**The exercise:** Tally the lines holding "from" and state only that figure.

**Provided data:**
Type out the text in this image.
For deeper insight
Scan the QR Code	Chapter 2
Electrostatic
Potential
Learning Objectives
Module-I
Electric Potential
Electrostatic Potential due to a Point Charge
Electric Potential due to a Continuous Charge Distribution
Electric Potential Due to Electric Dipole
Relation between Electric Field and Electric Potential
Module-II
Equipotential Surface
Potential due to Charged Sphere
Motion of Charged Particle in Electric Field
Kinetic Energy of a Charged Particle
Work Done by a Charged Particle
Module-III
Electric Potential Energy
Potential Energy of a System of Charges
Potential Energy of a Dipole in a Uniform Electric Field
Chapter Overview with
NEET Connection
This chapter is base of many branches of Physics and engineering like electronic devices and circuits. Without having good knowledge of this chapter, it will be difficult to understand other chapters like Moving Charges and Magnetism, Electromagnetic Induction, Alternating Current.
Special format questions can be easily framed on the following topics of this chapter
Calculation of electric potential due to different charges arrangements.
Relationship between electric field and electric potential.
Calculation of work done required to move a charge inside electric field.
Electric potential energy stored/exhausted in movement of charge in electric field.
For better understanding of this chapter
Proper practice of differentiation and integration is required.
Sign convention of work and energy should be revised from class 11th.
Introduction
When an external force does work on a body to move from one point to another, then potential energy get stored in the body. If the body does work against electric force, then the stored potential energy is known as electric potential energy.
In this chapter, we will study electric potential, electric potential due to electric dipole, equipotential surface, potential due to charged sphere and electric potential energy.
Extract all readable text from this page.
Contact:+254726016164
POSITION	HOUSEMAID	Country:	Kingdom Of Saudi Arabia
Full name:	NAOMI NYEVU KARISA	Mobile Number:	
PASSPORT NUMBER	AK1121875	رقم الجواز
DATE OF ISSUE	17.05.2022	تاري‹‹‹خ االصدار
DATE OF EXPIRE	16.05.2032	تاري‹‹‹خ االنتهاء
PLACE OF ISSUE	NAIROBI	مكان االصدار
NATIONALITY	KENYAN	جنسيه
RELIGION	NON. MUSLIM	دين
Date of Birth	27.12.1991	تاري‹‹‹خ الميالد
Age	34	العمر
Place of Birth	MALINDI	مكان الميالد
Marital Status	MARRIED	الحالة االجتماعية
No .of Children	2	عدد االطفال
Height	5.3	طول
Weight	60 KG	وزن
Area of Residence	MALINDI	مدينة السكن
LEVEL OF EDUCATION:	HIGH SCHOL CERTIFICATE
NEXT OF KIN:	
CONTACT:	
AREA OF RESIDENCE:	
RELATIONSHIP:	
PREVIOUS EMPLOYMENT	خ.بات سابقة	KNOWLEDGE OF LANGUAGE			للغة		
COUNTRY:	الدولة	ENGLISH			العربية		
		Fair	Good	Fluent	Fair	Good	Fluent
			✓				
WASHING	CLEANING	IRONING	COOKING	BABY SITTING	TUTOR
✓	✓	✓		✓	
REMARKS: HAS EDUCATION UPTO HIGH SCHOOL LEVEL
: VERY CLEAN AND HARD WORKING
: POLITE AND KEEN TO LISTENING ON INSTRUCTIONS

**Output for this task:** 3